* **Extracted records**
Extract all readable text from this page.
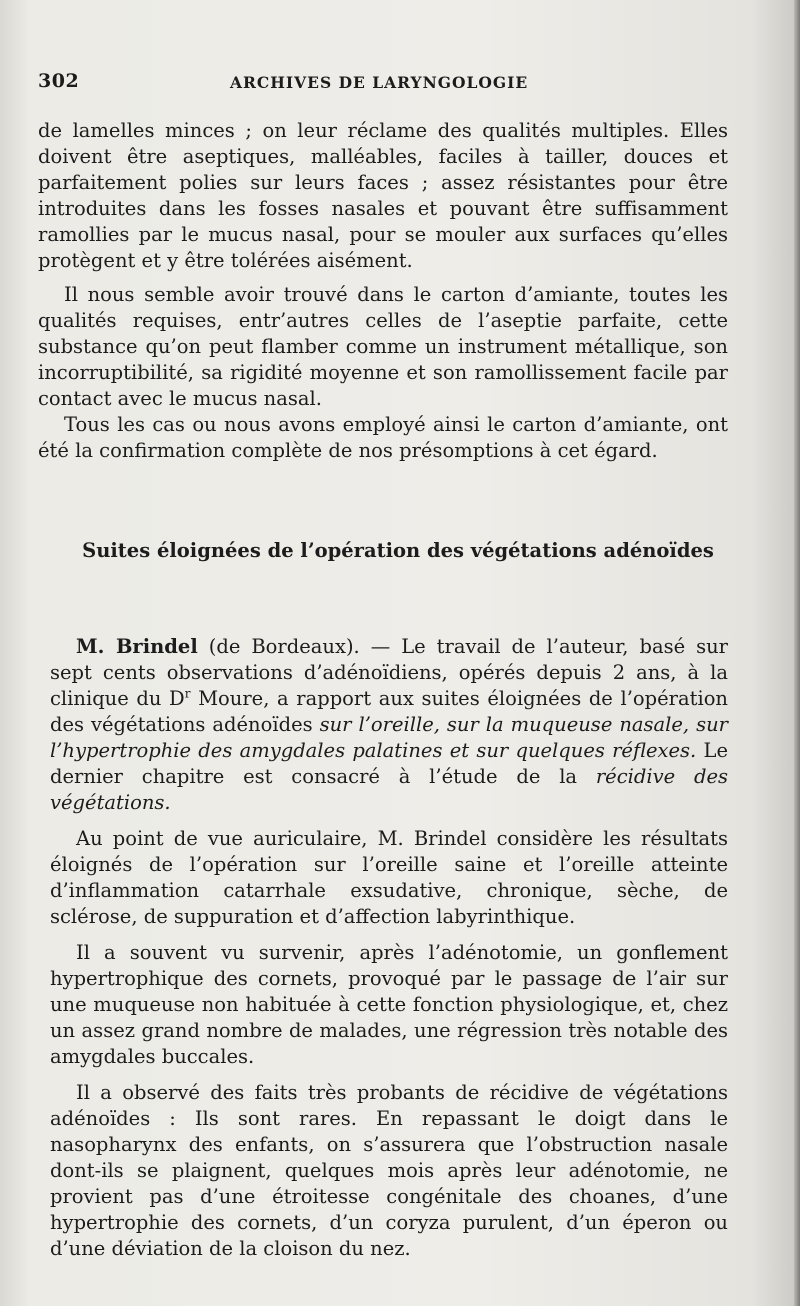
302	ARCHIVES DE LARYNGOLOGIE

de lamelles minces ; on leur réclame des qualités multiples. Elles doivent être aseptiques, malléables, faciles à tailler, douces et parfaitement polies sur leurs faces ; assez résistantes pour être introduites dans les fosses nasales et pouvant être suffisamment ramollies par le mucus nasal, pour se mouler aux surfaces qu’elles protègent et y être tolérées aisément.

Il nous semble avoir trouvé dans le carton d’amiante, toutes les qualités requises, entr’autres celles de l’aseptie parfaite, cette substance qu’on peut flamber comme un instrument métallique, son incorruptibilité, sa rigidité moyenne et son ramollissement facile par contact avec le mucus nasal.

Tous les cas ou nous avons employé ainsi le carton d’amiante, ont été la confirmation complète de nos présomptions à cet égard.

Suites éloignées de l’opération des végétations adénoïdes

M. Brindel (de Bordeaux). — Le travail de l’auteur, basé sur sept cents observations d’adénoïdiens, opérés depuis 2 ans, à la clinique du $D^r$ Moure, a rapport aux suites éloignées de l’opération des végétations adénoïdes sur l’oreille, sur la muqueuse nasale, sur l’hypertrophie des amygdales palatines et sur quelques réflexes. Le dernier chapitre est consacré à l’étude de la récidive des végétations.

Au point de vue auriculaire, M. Brindel considère les résultats éloignés de l’opération sur l’oreille saine et l’oreille atteinte d’inflammation catarrhale exsudative, chronique, sèche, de sclérose, de suppuration et d’affection labyrinthique.

Il a souvent vu survenir, après l’adénotomie, un gonflement hypertrophique des cornets, provoqué par le passage de l’air sur une muqueuse non habituée à cette fonction physiologique, et, chez un assez grand nombre de malades, une régression très notable des amygdales buccales.

Il a observé des faits très probants de récidive de végétations adénoïdes : Ils sont rares. En repassant le doigt dans le nasopharynx des enfants, on s’assurera que l’obstruction nasale dont-ils se plaignent, quelques mois après leur adénotomie, ne provient pas d’une étroitesse congénitale des choanes, d’une hypertrophie des cornets, d’un coryza purulent, d’un éperon ou d’une déviation de la cloison du nez.
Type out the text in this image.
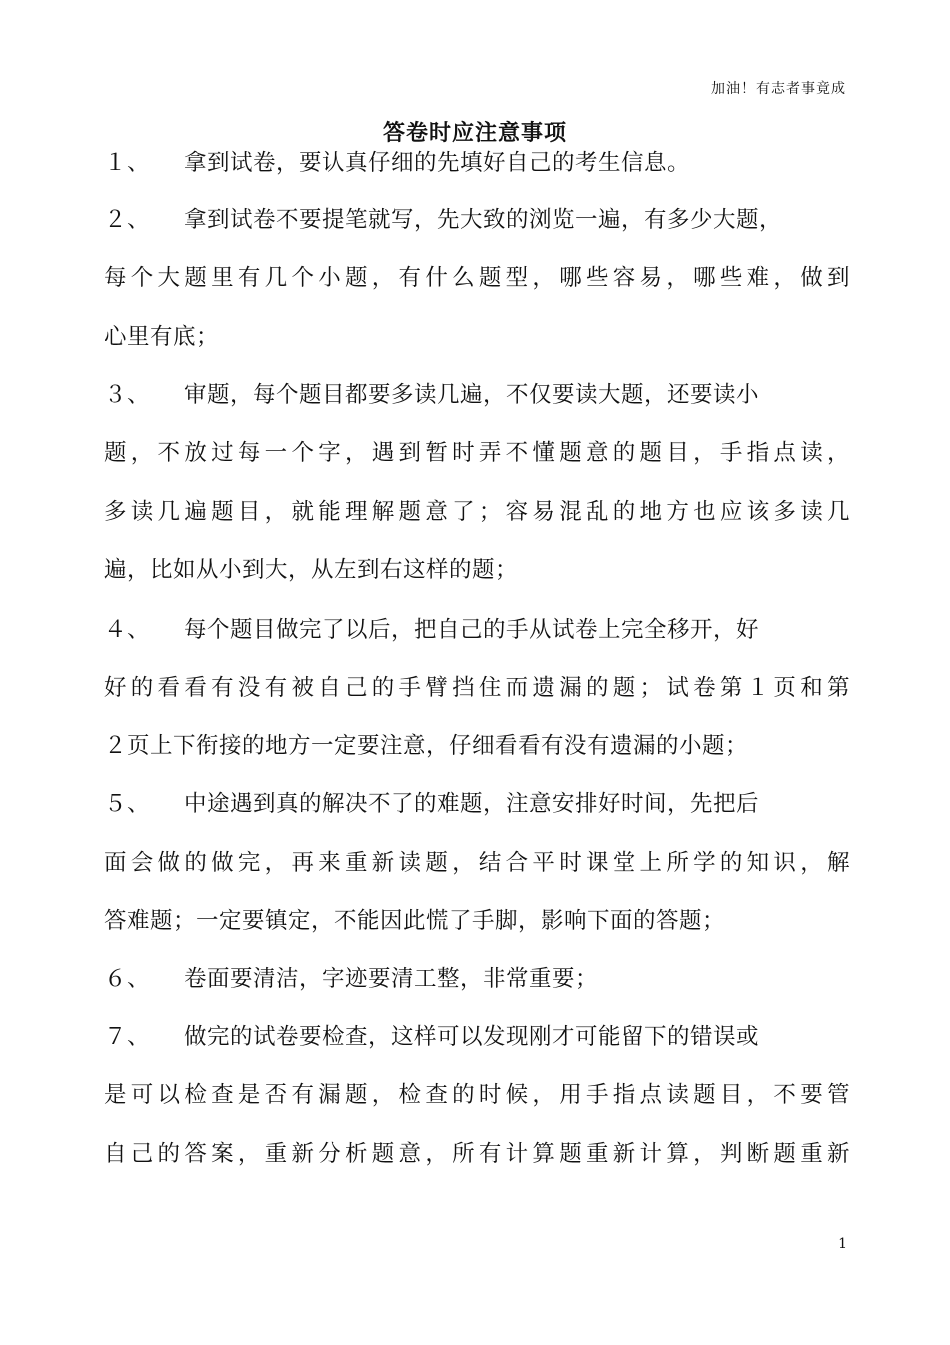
加油！有志者事竟成
答卷时应注意事项
１、 拿到试卷，要认真仔细的先填好自己的考生信息。
２、 拿到试卷不要提笔就写，先大致的浏览一遍，有多少大题，
每个大题里有几个小题，有什么题型，哪些容易，哪些难，做到
心里有底；
３、 审题，每个题目都要多读几遍，不仅要读大题，还要读小
题，不放过每一个字，遇到暂时弄不懂题意的题目，手指点读，
多读几遍题目，就能理解题意了；容易混乱的地方也应该多读几
遍，比如从小到大，从左到右这样的题；
４、 每个题目做完了以后，把自己的手从试卷上完全移开，好
好的看看有没有被自己的手臂挡住而遗漏的题；试卷第１页和第
２页上下衔接的地方一定要注意，仔细看看有没有遗漏的小题；
５、 中途遇到真的解决不了的难题，注意安排好时间，先把后
面会做的做完，再来重新读题，结合平时课堂上所学的知识，解
答难题；一定要镇定，不能因此慌了手脚，影响下面的答题；
６、 卷面要清洁，字迹要清工整，非常重要；
７、 做完的试卷要检查，这样可以发现刚才可能留下的错误或
是可以检查是否有漏题，检查的时候，用手指点读题目，不要管
自己的答案，重新分析题意，所有计算题重新计算，判断题重新
1
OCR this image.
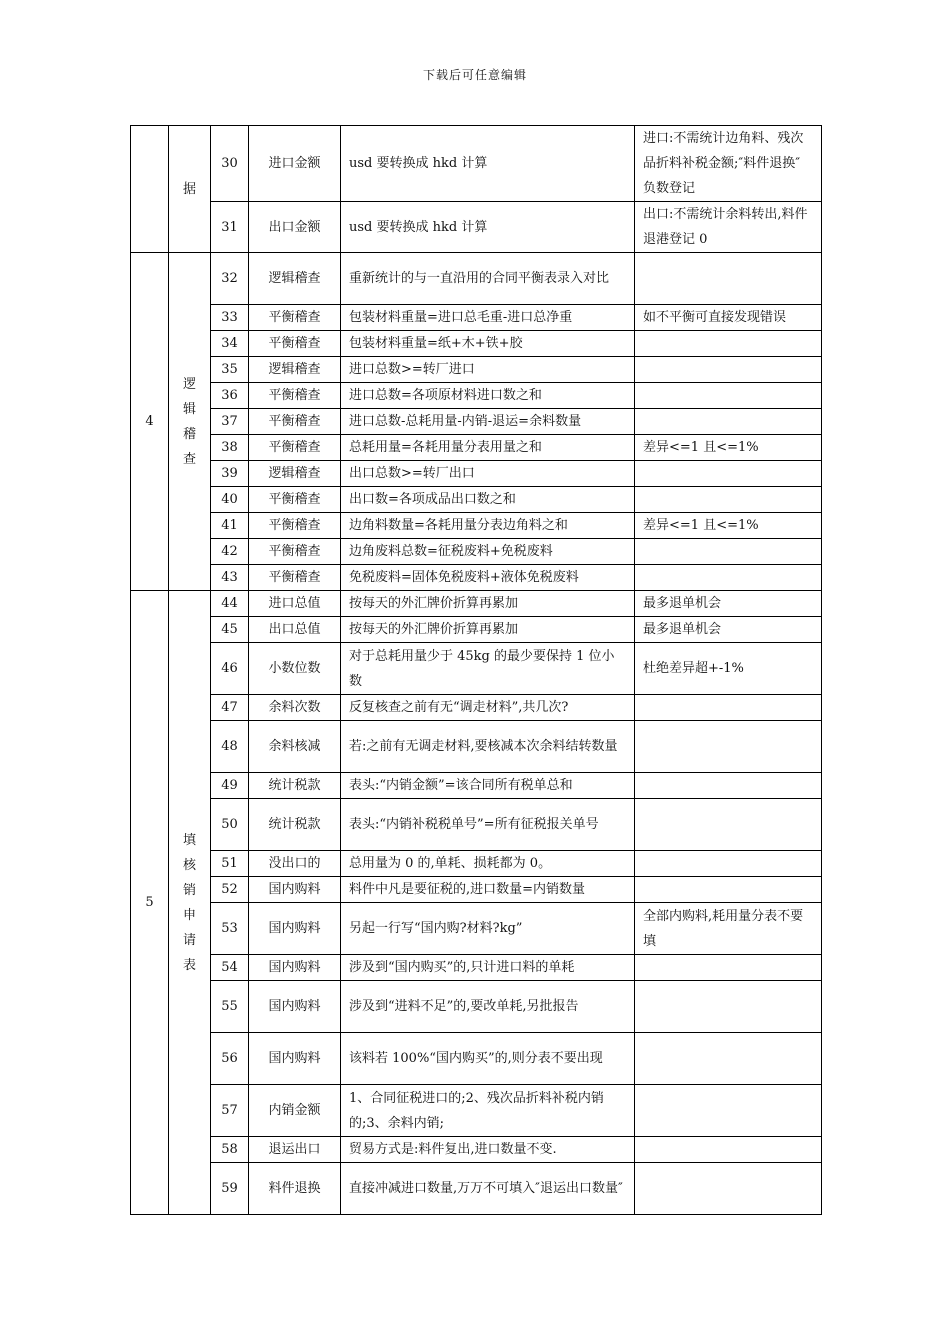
下载后可任意编辑
	据	30	进口金额	usd 要转换成 hkd 计算	进口:不需统计边角料、残次品折料补税金额;″料件退换″负数登记
		31	出口金额	usd 要转换成 hkd 计算	出口:不需统计余料转出,料件退港登记 0
4	逻辑稽查	32	逻辑稽查	重新统计的与一直沿用的合同平衡表录入对比	
		33	平衡稽查	包装材料重量=进口总毛重-进口总净重	如不平衡可直接发现错误
		34	平衡稽查	包装材料重量=纸+木+铁+胶	
		35	逻辑稽查	进口总数>=转厂进口	
		36	平衡稽查	进口总数=各项原材料进口数之和	
		37	平衡稽查	进口总数-总耗用量-内销-退运=余料数量	
		38	平衡稽查	总耗用量=各耗用量分表用量之和	差异<=1 且<=1%
		39	逻辑稽查	出口总数>=转厂出口	
		40	平衡稽查	出口数=各项成品出口数之和	
		41	平衡稽查	边角料数量=各耗用量分表边角料之和	差异<=1 且<=1%
		42	平衡稽查	边角废料总数=征税废料+免税废料	
		43	平衡稽查	免税废料=固体免税废料+液体免税废料	
5	填核销申请表	44	进口总值	按每天的外汇牌价折算再累加	最多退单机会
		45	出口总值	按每天的外汇牌价折算再累加	最多退单机会
		46	小数位数	对于总耗用量少于 45kg 的最少要保持 1 位小数	杜绝差异超+-1%
		47	余料次数	反复核查之前有无“调走材料”,共几次?	
		48	余料核减	若:之前有无调走材料,要核减本次余料结转数量	
		49	统计税款	表头:“内销金额”=该合同所有税单总和	
		50	统计税款	表头:“内销补税税单号”=所有征税报关单号	
		51	没出口的	总用量为 0 的,单耗、损耗都为 0。	
		52	国内购料	料件中凡是要征税的,进口数量=内销数量	
		53	国内购料	另起一行写“国内购?材料?kg”	全部内购料,耗用量分表不要填
		54	国内购料	涉及到“国内购买”的,只计进口料的单耗	
		55	国内购料	涉及到“进料不足”的,要改单耗,另批报告	
		56	国内购料	该料若 100%“国内购买”的,则分表不要出现	
		57	内销金额	1、合同征税进口的;2、残次品折料补税内销的;3、余料内销;	
		58	退运出口	贸易方式是:料件复出,进口数量不变.	
		59	料件退换	直接冲减进口数量,万万不可填入″退运出口数量″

* **Goal**
Repeat all of the entries word for word, but omit the pictures.

* **Task result**
Extract all readable text from this page.
302	ARCHIVES DE LARYNGOLOGIE

de lamelles minces ; on leur réclame des qualités multiples. Elles doivent être aseptiques, malléables, faciles à tailler, douces et parfaitement polies sur leurs faces ; assez résistantes pour être introduites dans les fosses nasales et pouvant être suffisamment ramollies par le mucus nasal, pour se mouler aux surfaces qu’elles protègent et y être tolérées aisément.

Il nous semble avoir trouvé dans le carton d’amiante, toutes les qualités requises, entr’autres celles de l’aseptie parfaite, cette substance qu’on peut flamber comme un instrument métallique, son incorruptibilité, sa rigidité moyenne et son ramollissement facile par contact avec le mucus nasal.

Tous les cas ou nous avons employé ainsi le carton d’amiante, ont été la confirmation complète de nos présomptions à cet égard.

Suites éloignées de l’opération des végétations adénoïdes

M. Brindel (de Bordeaux). — Le travail de l’auteur, basé sur sept cents observations d’adénoïdiens, opérés depuis 2 ans, à la clinique du $D^r$ Moure, a rapport aux suites éloignées de l’opération des végétations adénoïdes sur l’oreille, sur la muqueuse nasale, sur l’hypertrophie des amygdales palatines et sur quelques réflexes. Le dernier chapitre est consacré à l’étude de la récidive des végétations.

Au point de vue auriculaire, M. Brindel considère les résultats éloignés de l’opération sur l’oreille saine et l’oreille atteinte d’inflammation catarrhale exsudative, chronique, sèche, de sclérose, de suppuration et d’affection labyrinthique.

Il a souvent vu survenir, après l’adénotomie, un gonflement hypertrophique des cornets, provoqué par le passage de l’air sur une muqueuse non habituée à cette fonction physiologique, et, chez un assez grand nombre de malades, une régression très notable des amygdales buccales.

Il a observé des faits très probants de récidive de végétations adénoïdes : Ils sont rares. En repassant le doigt dans le nasopharynx des enfants, on s’assurera que l’obstruction nasale dont-ils se plaignent, quelques mois après leur adénotomie, ne provient pas d’une étroitesse congénitale des choanes, d’une hypertrophie des cornets, d’un coryza purulent, d’un éperon ou d’une déviation de la cloison du nez.
Type out the text in this image.
加油！有志者事竟成
答卷时应注意事项
１、 拿到试卷，要认真仔细的先填好自己的考生信息。
２、 拿到试卷不要提笔就写，先大致的浏览一遍，有多少大题，
每个大题里有几个小题，有什么题型，哪些容易，哪些难，做到
心里有底；
３、 审题，每个题目都要多读几遍，不仅要读大题，还要读小
题，不放过每一个字，遇到暂时弄不懂题意的题目，手指点读，
多读几遍题目，就能理解题意了；容易混乱的地方也应该多读几
遍，比如从小到大，从左到右这样的题；
４、 每个题目做完了以后，把自己的手从试卷上完全移开，好
好的看看有没有被自己的手臂挡住而遗漏的题；试卷第１页和第
２页上下衔接的地方一定要注意，仔细看看有没有遗漏的小题；
５、 中途遇到真的解决不了的难题，注意安排好时间，先把后
面会做的做完，再来重新读题，结合平时课堂上所学的知识，解
答难题；一定要镇定，不能因此慌了手脚，影响下面的答题；
６、 卷面要清洁，字迹要清工整，非常重要；
７、 做完的试卷要检查，这样可以发现刚才可能留下的错误或
是可以检查是否有漏题，检查的时候，用手指点读题目，不要管
自己的答案，重新分析题意，所有计算题重新计算，判断题重新
1
OCR this image.
下载后可任意编辑
	据	30	进口金额	usd 要转换成 hkd 计算	进口:不需统计边角料、残次品折料补税金额;″料件退换″负数登记
		31	出口金额	usd 要转换成 hkd 计算	出口:不需统计余料转出,料件退港登记 0
4	逻辑稽查	32	逻辑稽查	重新统计的与一直沿用的合同平衡表录入对比	
		33	平衡稽查	包装材料重量=进口总毛重-进口总净重	如不平衡可直接发现错误
		34	平衡稽查	包装材料重量=纸+木+铁+胶	
		35	逻辑稽查	进口总数>=转厂进口	
		36	平衡稽查	进口总数=各项原材料进口数之和	
		37	平衡稽查	进口总数-总耗用量-内销-退运=余料数量	
		38	平衡稽查	总耗用量=各耗用量分表用量之和	差异<=1 且<=1%
		39	逻辑稽查	出口总数>=转厂出口	
		40	平衡稽查	出口数=各项成品出口数之和	
		41	平衡稽查	边角料数量=各耗用量分表边角料之和	差异<=1 且<=1%
		42	平衡稽查	边角废料总数=征税废料+免税废料	
		43	平衡稽查	免税废料=固体免税废料+液体免税废料	
5	填核销申请表	44	进口总值	按每天的外汇牌价折算再累加	最多退单机会
		45	出口总值	按每天的外汇牌价折算再累加	最多退单机会
		46	小数位数	对于总耗用量少于 45kg 的最少要保持 1 位小数	杜绝差异超+-1%
		47	余料次数	反复核查之前有无“调走材料”,共几次?	
		48	余料核减	若:之前有无调走材料,要核减本次余料结转数量	
		49	统计税款	表头:“内销金额”=该合同所有税单总和	
		50	统计税款	表头:“内销补税税单号”=所有征税报关单号	
		51	没出口的	总用量为 0 的,单耗、损耗都为 0。	
		52	国内购料	料件中凡是要征税的,进口数量=内销数量	
		53	国内购料	另起一行写“国内购?材料?kg”	全部内购料,耗用量分表不要填
		54	国内购料	涉及到“国内购买”的,只计进口料的单耗	
		55	国内购料	涉及到“进料不足”的,要改单耗,另批报告	
		56	国内购料	该料若 100%“国内购买”的,则分表不要出现	
		57	内销金额	1、合同征税进口的;2、残次品折料补税内销的;3、余料内销;	
		58	退运出口	贸易方式是:料件复出,进口数量不变.	
		59	料件退换	直接冲减进口数量,万万不可填入″退运出口数量″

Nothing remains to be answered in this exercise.